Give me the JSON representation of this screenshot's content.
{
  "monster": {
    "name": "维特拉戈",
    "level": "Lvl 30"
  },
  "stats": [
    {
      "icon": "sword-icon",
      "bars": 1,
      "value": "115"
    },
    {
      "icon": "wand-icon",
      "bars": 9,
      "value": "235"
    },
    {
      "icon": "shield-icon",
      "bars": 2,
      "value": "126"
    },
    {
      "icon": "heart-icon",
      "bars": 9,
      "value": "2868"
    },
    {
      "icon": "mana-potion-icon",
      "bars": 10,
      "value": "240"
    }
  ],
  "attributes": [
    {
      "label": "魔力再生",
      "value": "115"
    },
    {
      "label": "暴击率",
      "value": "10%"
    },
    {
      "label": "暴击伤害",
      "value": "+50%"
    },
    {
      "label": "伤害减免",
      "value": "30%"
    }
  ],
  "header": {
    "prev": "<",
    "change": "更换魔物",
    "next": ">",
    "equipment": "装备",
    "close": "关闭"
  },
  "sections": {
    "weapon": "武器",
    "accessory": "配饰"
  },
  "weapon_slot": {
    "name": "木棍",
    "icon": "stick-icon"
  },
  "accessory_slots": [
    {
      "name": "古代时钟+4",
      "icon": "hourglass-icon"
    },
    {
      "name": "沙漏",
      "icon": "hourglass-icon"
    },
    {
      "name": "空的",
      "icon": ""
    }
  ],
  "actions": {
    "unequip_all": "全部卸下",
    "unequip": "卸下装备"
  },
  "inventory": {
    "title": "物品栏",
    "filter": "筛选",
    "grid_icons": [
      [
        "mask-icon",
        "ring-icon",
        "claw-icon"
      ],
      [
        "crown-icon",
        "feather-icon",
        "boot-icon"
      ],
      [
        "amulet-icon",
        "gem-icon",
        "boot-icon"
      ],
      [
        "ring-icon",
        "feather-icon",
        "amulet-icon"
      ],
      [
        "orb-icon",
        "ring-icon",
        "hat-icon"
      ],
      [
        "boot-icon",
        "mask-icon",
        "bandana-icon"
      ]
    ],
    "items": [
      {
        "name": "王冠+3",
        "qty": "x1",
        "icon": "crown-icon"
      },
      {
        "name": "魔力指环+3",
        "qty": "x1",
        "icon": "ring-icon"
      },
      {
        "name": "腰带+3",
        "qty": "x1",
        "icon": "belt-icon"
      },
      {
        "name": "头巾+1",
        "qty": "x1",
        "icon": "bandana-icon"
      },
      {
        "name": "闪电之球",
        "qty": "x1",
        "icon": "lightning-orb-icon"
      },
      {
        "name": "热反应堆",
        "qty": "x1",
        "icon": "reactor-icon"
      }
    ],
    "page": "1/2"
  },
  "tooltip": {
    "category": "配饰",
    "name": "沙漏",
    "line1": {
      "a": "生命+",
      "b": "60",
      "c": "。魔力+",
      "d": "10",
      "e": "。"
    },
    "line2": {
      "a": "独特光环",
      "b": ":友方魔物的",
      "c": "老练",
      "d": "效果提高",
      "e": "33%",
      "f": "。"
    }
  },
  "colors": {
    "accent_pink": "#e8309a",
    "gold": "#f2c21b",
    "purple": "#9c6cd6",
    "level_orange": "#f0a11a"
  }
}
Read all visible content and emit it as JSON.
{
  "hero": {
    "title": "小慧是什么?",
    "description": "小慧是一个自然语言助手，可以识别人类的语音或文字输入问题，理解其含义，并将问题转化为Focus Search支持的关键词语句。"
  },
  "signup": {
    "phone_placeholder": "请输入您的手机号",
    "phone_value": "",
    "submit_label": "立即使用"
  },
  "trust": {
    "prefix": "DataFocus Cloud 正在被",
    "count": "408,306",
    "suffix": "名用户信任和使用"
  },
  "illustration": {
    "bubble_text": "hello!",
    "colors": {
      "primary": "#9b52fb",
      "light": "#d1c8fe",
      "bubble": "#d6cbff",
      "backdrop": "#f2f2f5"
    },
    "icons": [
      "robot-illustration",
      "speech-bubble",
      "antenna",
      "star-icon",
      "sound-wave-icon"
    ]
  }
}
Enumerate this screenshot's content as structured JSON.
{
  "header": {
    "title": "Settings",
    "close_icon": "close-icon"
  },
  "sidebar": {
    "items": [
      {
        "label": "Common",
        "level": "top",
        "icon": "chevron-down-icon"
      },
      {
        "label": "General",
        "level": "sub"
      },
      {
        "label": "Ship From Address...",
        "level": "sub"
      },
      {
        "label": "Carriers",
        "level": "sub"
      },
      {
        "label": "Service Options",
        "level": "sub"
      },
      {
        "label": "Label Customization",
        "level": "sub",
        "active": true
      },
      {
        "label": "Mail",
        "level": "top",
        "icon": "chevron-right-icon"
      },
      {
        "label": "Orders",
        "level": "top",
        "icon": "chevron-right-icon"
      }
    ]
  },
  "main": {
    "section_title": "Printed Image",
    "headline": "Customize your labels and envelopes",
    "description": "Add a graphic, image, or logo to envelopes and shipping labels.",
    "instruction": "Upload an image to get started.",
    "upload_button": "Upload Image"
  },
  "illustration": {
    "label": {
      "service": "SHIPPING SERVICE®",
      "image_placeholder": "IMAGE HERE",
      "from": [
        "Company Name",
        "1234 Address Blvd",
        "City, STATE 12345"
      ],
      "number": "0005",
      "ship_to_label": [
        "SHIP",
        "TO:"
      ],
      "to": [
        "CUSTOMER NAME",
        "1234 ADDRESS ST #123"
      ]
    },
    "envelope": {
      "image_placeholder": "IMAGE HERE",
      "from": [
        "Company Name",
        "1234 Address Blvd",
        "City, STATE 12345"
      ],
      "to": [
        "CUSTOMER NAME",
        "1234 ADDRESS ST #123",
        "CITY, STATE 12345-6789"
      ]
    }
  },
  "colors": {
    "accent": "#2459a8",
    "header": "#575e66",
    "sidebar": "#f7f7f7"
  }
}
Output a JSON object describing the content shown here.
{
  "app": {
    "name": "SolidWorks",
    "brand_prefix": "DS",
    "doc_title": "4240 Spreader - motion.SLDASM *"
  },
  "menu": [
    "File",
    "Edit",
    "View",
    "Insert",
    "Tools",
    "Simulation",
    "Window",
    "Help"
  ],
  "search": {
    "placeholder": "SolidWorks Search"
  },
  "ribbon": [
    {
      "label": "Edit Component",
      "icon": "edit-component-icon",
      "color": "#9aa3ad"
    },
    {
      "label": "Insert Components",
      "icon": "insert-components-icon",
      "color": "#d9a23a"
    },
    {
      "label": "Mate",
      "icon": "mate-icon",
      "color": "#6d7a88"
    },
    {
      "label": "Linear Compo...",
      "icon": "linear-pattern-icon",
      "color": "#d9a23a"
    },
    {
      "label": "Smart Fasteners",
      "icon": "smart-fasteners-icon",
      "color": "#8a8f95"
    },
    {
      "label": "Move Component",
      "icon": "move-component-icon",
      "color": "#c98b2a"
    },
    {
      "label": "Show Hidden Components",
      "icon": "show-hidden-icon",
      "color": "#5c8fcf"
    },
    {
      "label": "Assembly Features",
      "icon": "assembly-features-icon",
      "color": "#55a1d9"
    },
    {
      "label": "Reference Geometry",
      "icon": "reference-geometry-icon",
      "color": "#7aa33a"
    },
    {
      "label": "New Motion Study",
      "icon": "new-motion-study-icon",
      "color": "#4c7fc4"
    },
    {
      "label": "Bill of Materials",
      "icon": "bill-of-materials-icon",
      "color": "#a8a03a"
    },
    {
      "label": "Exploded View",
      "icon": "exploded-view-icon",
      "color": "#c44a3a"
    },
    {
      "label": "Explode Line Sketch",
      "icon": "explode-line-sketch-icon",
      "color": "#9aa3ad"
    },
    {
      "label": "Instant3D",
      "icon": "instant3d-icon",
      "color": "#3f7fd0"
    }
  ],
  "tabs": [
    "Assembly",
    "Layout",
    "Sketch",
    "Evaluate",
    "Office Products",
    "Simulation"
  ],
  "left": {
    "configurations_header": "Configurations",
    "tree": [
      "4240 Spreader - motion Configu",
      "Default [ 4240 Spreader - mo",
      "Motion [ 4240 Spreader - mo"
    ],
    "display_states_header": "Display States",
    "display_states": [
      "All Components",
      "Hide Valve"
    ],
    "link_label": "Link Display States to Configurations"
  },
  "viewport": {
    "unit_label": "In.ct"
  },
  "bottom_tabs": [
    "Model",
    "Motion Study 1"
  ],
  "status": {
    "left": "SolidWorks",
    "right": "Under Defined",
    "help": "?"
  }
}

-------

# What this task involves
The lines to collect are those holding the string "screenshot"; copy them all.

# Response to this task
Give me the JSON representation of this screenshot's content.
Enumerate this screenshot's content as structured JSON.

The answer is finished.